## INSTRUCTIONS TO FOLLOW
Establish how many lines in the material include the string "several" and report it as a lone number.

## EXERCISE INPUTS
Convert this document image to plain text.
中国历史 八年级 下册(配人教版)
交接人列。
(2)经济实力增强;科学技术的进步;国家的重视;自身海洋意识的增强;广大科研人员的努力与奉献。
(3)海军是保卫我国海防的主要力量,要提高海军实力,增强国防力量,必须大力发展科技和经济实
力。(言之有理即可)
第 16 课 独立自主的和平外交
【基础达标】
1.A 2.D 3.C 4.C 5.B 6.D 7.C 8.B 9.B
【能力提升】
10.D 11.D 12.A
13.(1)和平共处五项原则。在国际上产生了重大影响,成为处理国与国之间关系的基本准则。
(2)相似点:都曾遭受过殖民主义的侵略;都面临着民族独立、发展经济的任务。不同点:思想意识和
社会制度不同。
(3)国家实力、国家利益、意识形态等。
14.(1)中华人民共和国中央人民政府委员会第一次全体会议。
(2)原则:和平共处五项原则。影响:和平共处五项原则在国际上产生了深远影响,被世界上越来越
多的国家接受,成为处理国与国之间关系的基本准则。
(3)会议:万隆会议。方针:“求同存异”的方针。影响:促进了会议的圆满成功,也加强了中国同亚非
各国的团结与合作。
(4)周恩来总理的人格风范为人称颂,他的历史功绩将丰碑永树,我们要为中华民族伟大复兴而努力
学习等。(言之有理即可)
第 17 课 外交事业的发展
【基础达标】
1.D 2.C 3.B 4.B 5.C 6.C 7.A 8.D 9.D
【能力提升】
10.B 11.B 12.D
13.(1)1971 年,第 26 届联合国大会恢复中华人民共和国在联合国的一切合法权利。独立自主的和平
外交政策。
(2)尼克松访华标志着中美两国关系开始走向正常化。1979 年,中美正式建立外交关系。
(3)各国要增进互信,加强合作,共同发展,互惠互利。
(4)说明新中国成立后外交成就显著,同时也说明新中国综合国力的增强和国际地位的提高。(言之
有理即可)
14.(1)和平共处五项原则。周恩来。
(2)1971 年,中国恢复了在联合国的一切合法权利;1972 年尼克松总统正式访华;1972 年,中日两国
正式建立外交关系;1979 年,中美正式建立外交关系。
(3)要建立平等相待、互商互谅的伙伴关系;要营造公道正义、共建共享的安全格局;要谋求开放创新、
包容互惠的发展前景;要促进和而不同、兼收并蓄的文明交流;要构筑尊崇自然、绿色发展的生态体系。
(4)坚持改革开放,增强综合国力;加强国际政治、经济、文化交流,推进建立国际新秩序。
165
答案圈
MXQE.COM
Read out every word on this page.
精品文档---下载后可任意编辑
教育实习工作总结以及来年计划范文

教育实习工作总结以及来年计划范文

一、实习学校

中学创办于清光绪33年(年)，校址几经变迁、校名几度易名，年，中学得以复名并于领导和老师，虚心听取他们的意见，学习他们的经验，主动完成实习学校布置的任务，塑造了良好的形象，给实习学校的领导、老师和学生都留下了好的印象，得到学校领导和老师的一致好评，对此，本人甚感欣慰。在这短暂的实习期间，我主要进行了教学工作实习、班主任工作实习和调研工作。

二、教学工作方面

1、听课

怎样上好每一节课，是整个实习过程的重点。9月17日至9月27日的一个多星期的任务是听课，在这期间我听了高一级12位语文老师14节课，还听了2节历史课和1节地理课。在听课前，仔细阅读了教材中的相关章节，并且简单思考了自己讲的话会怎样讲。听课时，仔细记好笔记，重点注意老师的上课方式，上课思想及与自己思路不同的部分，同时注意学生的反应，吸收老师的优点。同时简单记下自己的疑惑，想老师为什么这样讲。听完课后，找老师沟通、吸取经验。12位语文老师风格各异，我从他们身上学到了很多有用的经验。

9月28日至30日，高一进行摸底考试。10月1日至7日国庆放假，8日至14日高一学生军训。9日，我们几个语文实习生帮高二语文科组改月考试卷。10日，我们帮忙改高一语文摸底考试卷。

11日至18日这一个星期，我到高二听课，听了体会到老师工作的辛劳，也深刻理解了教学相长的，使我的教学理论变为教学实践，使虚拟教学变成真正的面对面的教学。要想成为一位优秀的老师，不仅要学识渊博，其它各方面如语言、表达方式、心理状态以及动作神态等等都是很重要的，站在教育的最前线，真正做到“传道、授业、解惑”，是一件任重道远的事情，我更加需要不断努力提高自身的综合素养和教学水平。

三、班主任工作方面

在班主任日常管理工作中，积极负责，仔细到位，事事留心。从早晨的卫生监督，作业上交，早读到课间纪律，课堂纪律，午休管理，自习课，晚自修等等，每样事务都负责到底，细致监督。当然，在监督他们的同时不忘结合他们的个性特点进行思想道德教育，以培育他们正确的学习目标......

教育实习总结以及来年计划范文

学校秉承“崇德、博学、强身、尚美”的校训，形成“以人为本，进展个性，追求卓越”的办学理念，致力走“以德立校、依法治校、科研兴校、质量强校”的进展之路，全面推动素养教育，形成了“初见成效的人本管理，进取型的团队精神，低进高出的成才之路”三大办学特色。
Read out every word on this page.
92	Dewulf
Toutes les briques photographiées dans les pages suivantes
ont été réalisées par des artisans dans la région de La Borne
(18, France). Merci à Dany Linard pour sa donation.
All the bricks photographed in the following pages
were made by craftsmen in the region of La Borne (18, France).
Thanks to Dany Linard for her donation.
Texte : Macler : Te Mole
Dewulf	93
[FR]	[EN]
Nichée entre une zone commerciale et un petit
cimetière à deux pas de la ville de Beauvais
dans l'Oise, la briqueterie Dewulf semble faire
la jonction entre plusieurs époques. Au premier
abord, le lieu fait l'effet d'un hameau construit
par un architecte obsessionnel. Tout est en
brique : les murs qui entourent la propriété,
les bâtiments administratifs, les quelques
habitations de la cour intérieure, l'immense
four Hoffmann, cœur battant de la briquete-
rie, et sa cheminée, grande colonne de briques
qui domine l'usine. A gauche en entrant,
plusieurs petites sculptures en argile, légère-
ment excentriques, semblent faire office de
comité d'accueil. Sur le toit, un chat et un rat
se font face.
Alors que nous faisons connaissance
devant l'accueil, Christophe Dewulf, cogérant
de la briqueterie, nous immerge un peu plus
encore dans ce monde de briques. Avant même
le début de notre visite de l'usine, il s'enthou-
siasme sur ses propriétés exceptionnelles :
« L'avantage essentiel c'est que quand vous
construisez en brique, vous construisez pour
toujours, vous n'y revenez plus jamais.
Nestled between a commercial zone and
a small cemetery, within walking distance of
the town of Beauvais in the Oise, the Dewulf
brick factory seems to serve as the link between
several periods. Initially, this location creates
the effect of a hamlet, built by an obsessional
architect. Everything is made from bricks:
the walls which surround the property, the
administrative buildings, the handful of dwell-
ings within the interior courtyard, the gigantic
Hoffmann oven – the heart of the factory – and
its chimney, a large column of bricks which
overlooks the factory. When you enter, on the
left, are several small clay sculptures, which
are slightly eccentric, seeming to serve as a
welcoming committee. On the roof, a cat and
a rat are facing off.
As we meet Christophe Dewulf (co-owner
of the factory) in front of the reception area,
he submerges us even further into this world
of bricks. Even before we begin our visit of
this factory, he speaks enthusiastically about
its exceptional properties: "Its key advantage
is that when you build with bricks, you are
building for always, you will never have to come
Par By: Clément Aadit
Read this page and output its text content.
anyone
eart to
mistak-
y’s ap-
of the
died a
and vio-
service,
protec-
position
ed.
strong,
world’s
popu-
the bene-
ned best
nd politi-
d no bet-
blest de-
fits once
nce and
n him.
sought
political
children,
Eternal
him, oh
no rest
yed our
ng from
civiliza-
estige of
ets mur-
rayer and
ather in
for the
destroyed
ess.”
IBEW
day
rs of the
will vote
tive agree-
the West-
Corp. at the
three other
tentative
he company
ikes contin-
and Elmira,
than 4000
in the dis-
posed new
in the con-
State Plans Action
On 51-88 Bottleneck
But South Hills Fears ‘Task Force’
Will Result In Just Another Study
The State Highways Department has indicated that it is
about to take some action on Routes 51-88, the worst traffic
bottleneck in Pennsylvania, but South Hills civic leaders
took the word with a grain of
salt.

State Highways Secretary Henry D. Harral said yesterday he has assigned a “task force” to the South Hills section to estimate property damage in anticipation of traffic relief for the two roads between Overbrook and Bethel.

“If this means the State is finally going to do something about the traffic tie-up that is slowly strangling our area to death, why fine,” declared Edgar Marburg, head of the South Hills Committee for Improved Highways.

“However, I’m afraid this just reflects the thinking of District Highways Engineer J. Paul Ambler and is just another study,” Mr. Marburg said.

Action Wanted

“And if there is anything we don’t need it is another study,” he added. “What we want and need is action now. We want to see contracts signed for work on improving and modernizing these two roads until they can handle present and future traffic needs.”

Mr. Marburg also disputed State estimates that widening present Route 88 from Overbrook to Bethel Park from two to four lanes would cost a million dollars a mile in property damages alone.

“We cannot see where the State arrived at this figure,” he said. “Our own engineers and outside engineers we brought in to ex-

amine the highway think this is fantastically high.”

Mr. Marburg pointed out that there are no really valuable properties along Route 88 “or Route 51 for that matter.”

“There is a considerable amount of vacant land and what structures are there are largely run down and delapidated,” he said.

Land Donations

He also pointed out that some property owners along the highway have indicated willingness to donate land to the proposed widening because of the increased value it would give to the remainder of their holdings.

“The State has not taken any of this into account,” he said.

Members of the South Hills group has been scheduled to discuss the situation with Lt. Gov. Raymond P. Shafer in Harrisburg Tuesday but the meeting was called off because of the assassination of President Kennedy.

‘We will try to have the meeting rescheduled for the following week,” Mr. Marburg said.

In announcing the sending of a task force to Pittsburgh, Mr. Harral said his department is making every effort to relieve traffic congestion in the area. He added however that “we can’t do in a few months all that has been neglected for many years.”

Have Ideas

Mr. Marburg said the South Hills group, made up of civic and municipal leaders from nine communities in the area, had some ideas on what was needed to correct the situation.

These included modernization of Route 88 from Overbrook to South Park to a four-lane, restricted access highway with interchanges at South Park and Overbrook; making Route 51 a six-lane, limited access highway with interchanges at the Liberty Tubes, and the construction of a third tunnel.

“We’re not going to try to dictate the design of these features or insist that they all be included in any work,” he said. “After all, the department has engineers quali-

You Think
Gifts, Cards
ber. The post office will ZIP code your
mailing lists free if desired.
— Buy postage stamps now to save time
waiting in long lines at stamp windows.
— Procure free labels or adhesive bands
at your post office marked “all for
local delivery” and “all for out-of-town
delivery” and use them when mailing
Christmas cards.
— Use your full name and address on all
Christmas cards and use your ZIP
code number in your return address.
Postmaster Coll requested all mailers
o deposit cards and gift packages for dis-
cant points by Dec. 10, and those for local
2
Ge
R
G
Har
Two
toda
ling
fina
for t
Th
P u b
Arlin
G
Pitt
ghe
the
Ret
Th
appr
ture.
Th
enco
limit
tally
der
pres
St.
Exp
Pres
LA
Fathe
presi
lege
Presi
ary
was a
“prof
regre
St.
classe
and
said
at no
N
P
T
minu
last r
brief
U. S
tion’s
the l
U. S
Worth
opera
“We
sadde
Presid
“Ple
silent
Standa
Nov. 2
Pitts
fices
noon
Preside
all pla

## ANSWER TO THIS TASK
2